--- Task brief ---
Write only the number of lines holding the string "true".

Items listed in a dataset:

## START

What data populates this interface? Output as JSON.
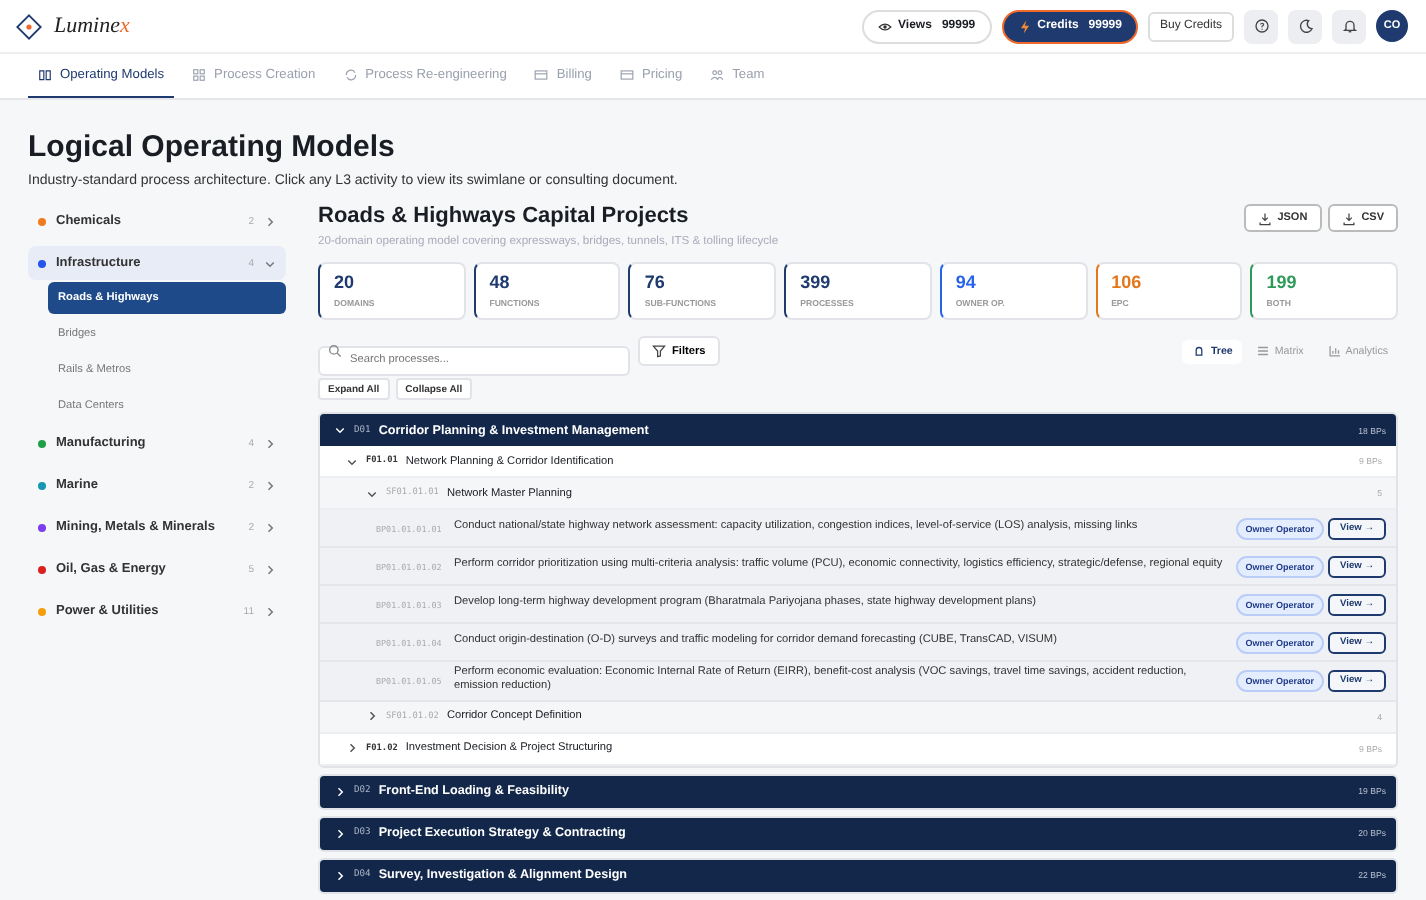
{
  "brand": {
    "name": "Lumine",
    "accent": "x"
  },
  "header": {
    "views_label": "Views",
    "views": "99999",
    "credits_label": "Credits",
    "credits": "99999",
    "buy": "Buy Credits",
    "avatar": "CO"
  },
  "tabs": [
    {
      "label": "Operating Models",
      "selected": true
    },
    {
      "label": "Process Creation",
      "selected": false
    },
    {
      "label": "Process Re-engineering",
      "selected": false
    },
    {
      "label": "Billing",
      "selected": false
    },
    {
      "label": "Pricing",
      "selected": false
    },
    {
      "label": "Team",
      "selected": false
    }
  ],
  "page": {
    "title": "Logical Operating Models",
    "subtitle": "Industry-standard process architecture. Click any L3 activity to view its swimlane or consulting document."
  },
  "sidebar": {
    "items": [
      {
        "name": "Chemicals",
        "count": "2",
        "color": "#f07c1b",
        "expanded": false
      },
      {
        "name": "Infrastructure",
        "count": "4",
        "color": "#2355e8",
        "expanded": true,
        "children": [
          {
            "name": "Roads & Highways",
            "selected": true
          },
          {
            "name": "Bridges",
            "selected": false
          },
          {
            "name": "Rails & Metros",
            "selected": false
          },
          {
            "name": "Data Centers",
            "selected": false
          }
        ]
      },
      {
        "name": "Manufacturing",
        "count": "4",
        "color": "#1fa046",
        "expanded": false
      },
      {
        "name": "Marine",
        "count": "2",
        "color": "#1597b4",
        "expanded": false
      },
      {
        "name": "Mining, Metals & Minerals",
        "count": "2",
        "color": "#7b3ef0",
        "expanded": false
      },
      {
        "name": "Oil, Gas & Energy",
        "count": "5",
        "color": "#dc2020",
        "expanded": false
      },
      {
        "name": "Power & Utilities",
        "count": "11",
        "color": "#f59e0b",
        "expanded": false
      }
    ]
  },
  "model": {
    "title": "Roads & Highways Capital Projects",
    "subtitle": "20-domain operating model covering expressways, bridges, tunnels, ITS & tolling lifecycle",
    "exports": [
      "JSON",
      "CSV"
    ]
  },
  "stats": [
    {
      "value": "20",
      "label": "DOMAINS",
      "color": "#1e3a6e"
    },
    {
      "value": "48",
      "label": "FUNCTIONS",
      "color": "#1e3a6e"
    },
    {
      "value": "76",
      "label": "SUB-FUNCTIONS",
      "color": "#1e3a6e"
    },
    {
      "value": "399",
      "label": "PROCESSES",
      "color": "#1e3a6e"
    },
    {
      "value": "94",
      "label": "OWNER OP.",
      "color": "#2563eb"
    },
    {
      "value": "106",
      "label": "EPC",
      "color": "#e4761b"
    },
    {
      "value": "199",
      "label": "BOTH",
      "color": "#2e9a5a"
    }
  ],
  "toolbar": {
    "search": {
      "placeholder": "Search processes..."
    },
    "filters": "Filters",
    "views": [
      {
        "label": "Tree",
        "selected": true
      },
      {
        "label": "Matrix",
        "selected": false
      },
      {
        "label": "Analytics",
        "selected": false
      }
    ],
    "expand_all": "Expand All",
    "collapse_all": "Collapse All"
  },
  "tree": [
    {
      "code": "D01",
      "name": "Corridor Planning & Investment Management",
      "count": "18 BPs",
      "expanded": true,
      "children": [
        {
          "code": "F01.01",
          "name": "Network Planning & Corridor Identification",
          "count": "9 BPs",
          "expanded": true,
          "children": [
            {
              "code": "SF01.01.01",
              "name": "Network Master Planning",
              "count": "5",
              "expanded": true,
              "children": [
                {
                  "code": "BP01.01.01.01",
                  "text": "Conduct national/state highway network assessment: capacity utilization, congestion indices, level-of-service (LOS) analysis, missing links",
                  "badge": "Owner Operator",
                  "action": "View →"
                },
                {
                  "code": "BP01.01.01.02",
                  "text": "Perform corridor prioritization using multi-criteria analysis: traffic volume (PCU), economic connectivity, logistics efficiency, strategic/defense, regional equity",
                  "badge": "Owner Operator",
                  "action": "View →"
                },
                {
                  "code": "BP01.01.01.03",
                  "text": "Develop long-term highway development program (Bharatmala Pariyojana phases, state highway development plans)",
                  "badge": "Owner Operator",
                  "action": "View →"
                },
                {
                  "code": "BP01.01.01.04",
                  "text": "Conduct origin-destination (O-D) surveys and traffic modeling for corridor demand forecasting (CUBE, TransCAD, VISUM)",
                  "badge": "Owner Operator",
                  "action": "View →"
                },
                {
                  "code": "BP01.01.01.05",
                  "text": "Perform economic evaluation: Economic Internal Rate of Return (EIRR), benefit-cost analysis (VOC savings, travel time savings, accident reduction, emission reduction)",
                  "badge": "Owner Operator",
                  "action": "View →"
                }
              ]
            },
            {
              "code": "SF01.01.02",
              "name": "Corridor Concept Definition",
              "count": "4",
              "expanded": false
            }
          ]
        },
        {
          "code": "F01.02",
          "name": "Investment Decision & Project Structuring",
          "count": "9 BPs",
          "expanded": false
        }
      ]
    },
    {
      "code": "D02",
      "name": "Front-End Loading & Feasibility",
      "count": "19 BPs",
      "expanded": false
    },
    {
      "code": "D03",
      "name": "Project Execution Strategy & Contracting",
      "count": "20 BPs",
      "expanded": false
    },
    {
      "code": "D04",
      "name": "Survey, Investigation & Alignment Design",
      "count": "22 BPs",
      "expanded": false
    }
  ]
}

## END
## START

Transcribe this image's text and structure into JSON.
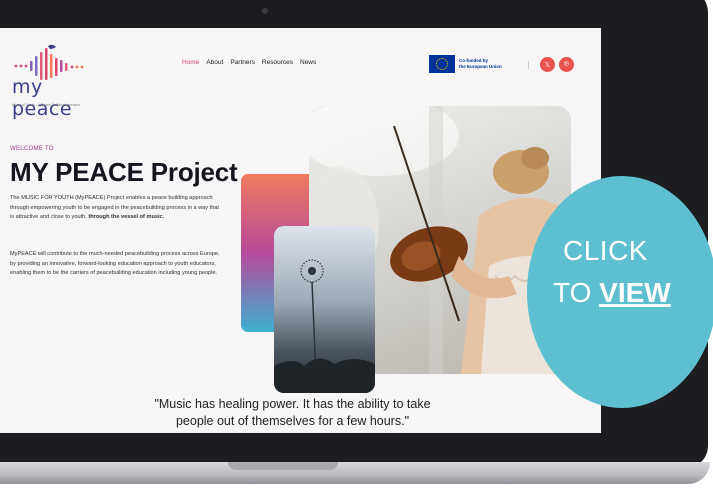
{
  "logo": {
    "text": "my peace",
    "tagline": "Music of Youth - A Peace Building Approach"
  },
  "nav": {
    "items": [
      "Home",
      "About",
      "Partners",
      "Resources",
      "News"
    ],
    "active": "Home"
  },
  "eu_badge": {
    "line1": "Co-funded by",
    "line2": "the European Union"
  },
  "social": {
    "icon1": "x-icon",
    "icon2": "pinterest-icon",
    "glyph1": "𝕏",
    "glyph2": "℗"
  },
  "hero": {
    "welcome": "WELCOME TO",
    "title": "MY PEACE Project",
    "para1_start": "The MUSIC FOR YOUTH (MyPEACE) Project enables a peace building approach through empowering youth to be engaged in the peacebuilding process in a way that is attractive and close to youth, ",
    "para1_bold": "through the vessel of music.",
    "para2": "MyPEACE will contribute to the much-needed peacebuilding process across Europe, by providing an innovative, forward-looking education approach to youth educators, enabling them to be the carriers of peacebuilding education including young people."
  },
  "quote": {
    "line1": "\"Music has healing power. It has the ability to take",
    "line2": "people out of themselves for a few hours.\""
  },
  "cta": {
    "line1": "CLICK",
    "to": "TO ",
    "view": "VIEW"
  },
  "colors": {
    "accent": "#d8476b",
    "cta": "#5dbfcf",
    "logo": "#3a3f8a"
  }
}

## END

--- Task response ---
7